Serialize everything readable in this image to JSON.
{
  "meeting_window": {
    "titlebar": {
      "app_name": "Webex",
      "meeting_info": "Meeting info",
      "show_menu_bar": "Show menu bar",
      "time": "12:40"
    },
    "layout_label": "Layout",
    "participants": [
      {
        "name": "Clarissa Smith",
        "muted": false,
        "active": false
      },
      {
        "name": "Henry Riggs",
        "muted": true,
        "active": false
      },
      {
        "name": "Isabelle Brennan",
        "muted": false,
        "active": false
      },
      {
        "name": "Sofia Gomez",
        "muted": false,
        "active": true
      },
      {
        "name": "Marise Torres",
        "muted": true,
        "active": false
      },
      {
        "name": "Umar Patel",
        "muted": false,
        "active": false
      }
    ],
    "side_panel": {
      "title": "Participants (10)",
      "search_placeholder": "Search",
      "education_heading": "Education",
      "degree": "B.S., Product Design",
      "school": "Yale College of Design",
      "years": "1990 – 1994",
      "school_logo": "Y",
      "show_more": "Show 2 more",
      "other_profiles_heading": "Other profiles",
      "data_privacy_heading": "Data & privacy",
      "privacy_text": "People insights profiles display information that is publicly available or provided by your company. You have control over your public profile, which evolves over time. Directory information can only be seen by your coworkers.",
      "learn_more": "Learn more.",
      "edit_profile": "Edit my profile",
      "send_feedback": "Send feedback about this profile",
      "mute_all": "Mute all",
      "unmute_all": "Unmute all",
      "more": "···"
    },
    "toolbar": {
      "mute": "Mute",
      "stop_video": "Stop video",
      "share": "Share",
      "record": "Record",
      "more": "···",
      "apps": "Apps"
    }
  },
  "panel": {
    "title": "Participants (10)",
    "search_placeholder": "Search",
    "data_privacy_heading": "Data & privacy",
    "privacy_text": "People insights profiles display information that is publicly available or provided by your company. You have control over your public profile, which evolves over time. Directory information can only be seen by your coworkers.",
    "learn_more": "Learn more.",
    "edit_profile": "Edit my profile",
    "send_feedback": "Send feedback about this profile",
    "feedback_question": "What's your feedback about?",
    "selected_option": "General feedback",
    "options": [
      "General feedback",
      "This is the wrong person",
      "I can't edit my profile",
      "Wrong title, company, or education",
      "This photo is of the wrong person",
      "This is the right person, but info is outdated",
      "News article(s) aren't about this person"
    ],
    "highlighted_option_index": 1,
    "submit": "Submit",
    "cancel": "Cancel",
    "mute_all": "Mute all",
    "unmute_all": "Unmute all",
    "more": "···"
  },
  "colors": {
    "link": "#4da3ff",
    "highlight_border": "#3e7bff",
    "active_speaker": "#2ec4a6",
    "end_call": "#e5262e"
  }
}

# # #

What this task involves: Among the lines above, determine how many hold the word "Learn"; report the figure alone.

Result for this task: 2